Write out every entry word for word.

Saved entries
★ ★ ★ ★

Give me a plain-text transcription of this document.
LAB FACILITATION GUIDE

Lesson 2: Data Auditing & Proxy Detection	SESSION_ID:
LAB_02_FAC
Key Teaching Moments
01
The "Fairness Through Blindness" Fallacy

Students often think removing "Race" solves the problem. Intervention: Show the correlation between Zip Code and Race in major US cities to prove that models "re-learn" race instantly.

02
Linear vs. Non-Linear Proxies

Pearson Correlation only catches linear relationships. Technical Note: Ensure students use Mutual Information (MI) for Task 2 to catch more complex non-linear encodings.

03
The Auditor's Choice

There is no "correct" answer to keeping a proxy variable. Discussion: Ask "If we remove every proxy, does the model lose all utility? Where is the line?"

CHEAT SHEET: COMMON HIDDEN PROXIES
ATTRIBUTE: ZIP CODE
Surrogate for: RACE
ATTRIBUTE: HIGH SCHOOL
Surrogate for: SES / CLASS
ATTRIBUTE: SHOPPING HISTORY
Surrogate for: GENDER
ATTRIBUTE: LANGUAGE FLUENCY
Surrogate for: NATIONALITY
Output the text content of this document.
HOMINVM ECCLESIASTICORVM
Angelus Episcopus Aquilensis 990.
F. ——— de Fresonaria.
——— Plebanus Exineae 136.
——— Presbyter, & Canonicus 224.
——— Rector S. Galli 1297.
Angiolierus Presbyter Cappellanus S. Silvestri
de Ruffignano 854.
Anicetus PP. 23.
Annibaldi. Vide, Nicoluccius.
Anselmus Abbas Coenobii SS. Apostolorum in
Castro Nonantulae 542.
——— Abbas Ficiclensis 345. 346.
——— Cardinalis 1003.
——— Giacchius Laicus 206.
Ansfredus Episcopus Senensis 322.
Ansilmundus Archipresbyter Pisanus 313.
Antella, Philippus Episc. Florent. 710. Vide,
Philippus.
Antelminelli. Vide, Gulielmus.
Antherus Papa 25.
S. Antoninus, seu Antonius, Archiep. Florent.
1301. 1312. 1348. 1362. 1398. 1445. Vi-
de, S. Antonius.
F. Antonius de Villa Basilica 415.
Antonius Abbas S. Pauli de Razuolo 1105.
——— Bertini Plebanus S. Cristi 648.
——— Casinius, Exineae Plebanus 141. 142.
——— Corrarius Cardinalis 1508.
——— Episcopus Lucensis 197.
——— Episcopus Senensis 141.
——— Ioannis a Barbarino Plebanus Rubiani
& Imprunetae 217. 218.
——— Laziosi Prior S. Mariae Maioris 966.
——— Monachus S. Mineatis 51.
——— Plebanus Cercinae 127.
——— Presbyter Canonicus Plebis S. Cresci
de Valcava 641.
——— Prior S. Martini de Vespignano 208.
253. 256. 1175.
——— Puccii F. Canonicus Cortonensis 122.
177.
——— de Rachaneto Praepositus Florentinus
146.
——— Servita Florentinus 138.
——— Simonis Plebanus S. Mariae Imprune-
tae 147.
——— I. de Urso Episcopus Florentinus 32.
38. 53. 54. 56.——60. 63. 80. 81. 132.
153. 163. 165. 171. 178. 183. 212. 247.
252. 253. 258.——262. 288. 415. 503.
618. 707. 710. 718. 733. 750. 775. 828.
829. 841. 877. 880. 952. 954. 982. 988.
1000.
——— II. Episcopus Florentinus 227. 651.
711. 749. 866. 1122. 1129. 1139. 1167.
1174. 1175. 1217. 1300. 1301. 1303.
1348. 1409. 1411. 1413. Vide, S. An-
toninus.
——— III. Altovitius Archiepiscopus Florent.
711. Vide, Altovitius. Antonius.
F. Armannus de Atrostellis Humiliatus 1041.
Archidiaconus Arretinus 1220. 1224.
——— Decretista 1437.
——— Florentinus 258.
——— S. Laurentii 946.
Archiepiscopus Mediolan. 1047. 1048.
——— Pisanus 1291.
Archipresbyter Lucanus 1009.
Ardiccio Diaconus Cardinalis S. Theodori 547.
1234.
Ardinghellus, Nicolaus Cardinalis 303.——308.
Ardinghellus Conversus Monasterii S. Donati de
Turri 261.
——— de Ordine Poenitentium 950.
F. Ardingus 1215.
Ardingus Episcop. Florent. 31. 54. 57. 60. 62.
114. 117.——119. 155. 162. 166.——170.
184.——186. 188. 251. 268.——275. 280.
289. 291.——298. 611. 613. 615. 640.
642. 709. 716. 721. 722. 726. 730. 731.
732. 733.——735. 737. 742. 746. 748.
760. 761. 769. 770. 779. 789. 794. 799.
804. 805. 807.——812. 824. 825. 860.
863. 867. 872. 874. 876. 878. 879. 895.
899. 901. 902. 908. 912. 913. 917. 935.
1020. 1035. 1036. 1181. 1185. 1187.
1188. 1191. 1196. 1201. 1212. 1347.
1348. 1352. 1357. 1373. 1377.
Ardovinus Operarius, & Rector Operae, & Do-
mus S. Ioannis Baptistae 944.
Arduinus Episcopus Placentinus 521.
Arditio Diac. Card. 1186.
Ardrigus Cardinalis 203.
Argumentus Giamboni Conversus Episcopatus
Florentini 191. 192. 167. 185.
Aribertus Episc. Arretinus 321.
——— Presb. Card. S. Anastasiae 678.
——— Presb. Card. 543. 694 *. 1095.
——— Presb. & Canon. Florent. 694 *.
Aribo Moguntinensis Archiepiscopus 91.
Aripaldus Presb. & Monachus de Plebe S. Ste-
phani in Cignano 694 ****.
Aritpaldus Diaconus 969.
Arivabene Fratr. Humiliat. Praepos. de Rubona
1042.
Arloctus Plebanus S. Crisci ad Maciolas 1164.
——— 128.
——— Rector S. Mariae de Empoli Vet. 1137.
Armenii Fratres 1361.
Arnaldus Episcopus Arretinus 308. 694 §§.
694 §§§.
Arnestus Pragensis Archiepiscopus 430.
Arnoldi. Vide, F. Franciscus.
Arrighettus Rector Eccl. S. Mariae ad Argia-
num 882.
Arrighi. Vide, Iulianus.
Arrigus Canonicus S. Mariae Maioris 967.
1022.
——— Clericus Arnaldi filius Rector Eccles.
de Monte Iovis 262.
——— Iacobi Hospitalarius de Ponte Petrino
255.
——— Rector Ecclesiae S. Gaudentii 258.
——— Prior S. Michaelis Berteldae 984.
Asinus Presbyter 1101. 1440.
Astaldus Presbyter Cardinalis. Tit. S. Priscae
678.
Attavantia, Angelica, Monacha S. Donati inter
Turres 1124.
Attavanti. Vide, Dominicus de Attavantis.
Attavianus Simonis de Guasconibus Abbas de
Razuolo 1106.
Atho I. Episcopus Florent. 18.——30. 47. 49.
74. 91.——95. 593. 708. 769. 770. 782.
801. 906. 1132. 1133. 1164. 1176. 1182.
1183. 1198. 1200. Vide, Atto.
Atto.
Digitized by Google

★ ★ ★ ★

- Written response:
Give me a plain-text transcription of this document.
LAB FACILITATION GUIDE

Lesson 2: Data Auditing & Proxy Detection	SESSION_ID:
LAB_02_FAC
Key Teaching Moments
01
The "Fairness Through Blindness" Fallacy

Students often think removing "Race" solves the problem. Intervention: Show the correlation between Zip Code and Race in major US cities to prove that models "re-learn" race instantly.

02
Linear vs. Non-Linear Proxies

Pearson Correlation only catches linear relationships. Technical Note: Ensure students use Mutual Information (MI) for Task 2 to catch more complex non-linear encodings.

03
The Auditor's Choice

There is no "correct" answer to keeping a proxy variable. Discussion: Ask "If we remove every proxy, does the model lose all utility? Where is the line?"

CHEAT SHEET: COMMON HIDDEN PROXIES
ATTRIBUTE: ZIP CODE
Surrogate for: RACE
ATTRIBUTE: HIGH SCHOOL
Surrogate for: SES / CLASS
ATTRIBUTE: SHOPPING HISTORY
Surrogate for: GENDER
ATTRIBUTE: LANGUAGE FLUENCY
Surrogate for: NATIONALITY
Output the text content of this document.
HOMINVM ECCLESIASTICORVM
Angelus Episcopus Aquilensis 990.
F. ——— de Fresonaria.
——— Plebanus Exineae 136.
——— Presbyter, & Canonicus 224.
——— Rector S. Galli 1297.
Angiolierus Presbyter Cappellanus S. Silvestri
de Ruffignano 854.
Anicetus PP. 23.
Annibaldi. Vide, Nicoluccius.
Anselmus Abbas Coenobii SS. Apostolorum in
Castro Nonantulae 542.
——— Abbas Ficiclensis 345. 346.
——— Cardinalis 1003.
——— Giacchius Laicus 206.
Ansfredus Episcopus Senensis 322.
Ansilmundus Archipresbyter Pisanus 313.
Antella, Philippus Episc. Florent. 710. Vide,
Philippus.
Antelminelli. Vide, Gulielmus.
Antherus Papa 25.
S. Antoninus, seu Antonius, Archiep. Florent.
1301. 1312. 1348. 1362. 1398. 1445. Vi-
de, S. Antonius.
F. Antonius de Villa Basilica 415.
Antonius Abbas S. Pauli de Razuolo 1105.
——— Bertini Plebanus S. Cristi 648.
——— Casinius, Exineae Plebanus 141. 142.
——— Corrarius Cardinalis 1508.
——— Episcopus Lucensis 197.
——— Episcopus Senensis 141.
——— Ioannis a Barbarino Plebanus Rubiani
& Imprunetae 217. 218.
——— Laziosi Prior S. Mariae Maioris 966.
——— Monachus S. Mineatis 51.
——— Plebanus Cercinae 127.
——— Presbyter Canonicus Plebis S. Cresci
de Valcava 641.
——— Prior S. Martini de Vespignano 208.
253. 256. 1175.
——— Puccii F. Canonicus Cortonensis 122.
177.
——— de Rachaneto Praepositus Florentinus
146.
——— Servita Florentinus 138.
——— Simonis Plebanus S. Mariae Imprune-
tae 147.
——— I. de Urso Episcopus Florentinus 32.
38. 53. 54. 56.——60. 63. 80. 81. 132.
153. 163. 165. 171. 178. 183. 212. 247.
252. 253. 258.——262. 288. 415. 503.
618. 707. 710. 718. 733. 750. 775. 828.
829. 841. 877. 880. 952. 954. 982. 988.
1000.
——— II. Episcopus Florentinus 227. 651.
711. 749. 866. 1122. 1129. 1139. 1167.
1174. 1175. 1217. 1300. 1301. 1303.
1348. 1409. 1411. 1413. Vide, S. An-
toninus.
——— III. Altovitius Archiepiscopus Florent.
711. Vide, Altovitius. Antonius.
F. Armannus de Atrostellis Humiliatus 1041.
Archidiaconus Arretinus 1220. 1224.
——— Decretista 1437.
——— Florentinus 258.
——— S. Laurentii 946.
Archiepiscopus Mediolan. 1047. 1048.
——— Pisanus 1291.
Archipresbyter Lucanus 1009.
Ardiccio Diaconus Cardinalis S. Theodori 547.
1234.
Ardinghellus, Nicolaus Cardinalis 303.——308.
Ardinghellus Conversus Monasterii S. Donati de
Turri 261.
——— de Ordine Poenitentium 950.
F. Ardingus 1215.
Ardingus Episcop. Florent. 31. 54. 57. 60. 62.
114. 117.——119. 155. 162. 166.——170.
184.——186. 188. 251. 268.——275. 280.
289. 291.——298. 611. 613. 615. 640.
642. 709. 716. 721. 722. 726. 730. 731.
732. 733.——735. 737. 742. 746. 748.
760. 761. 769. 770. 779. 789. 794. 799.
804. 805. 807.——812. 824. 825. 860.
863. 867. 872. 874. 876. 878. 879. 895.
899. 901. 902. 908. 912. 913. 917. 935.
1020. 1035. 1036. 1181. 1185. 1187.
1188. 1191. 1196. 1201. 1212. 1347.
1348. 1352. 1357. 1373. 1377.
Ardovinus Operarius, & Rector Operae, & Do-
mus S. Ioannis Baptistae 944.
Arduinus Episcopus Placentinus 521.
Arditio Diac. Card. 1186.
Ardrigus Cardinalis 203.
Argumentus Giamboni Conversus Episcopatus
Florentini 191. 192. 167. 185.
Aribertus Episc. Arretinus 321.
——— Presb. Card. S. Anastasiae 678.
——— Presb. Card. 543. 694 *. 1095.
——— Presb. & Canon. Florent. 694 *.
Aribo Moguntinensis Archiepiscopus 91.
Aripaldus Presb. & Monachus de Plebe S. Ste-
phani in Cignano 694 ****.
Aritpaldus Diaconus 969.
Arivabene Fratr. Humiliat. Praepos. de Rubona
1042.
Arloctus Plebanus S. Crisci ad Maciolas 1164.
——— 128.
——— Rector S. Mariae de Empoli Vet. 1137.
Armenii Fratres 1361.
Arnaldus Episcopus Arretinus 308. 694 §§.
694 §§§.
Arnestus Pragensis Archiepiscopus 430.
Arnoldi. Vide, F. Franciscus.
Arrighettus Rector Eccl. S. Mariae ad Argia-
num 882.
Arrighi. Vide, Iulianus.
Arrigus Canonicus S. Mariae Maioris 967.
1022.
——— Clericus Arnaldi filius Rector Eccles.
de Monte Iovis 262.
——— Iacobi Hospitalarius de Ponte Petrino
255.
——— Rector Ecclesiae S. Gaudentii 258.
——— Prior S. Michaelis Berteldae 984.
Asinus Presbyter 1101. 1440.
Astaldus Presbyter Cardinalis. Tit. S. Priscae
678.
Attavantia, Angelica, Monacha S. Donati inter
Turres 1124.
Attavanti. Vide, Dominicus de Attavantis.
Attavianus Simonis de Guasconibus Abbas de
Razuolo 1106.
Atho I. Episcopus Florent. 18.——30. 47. 49.
74. 91.——95. 593. 708. 769. 770. 782.
801. 906. 1132. 1133. 1164. 1176. 1182.
1183. 1198. 1200. Vide, Atto.
Atto.
Digitized by Google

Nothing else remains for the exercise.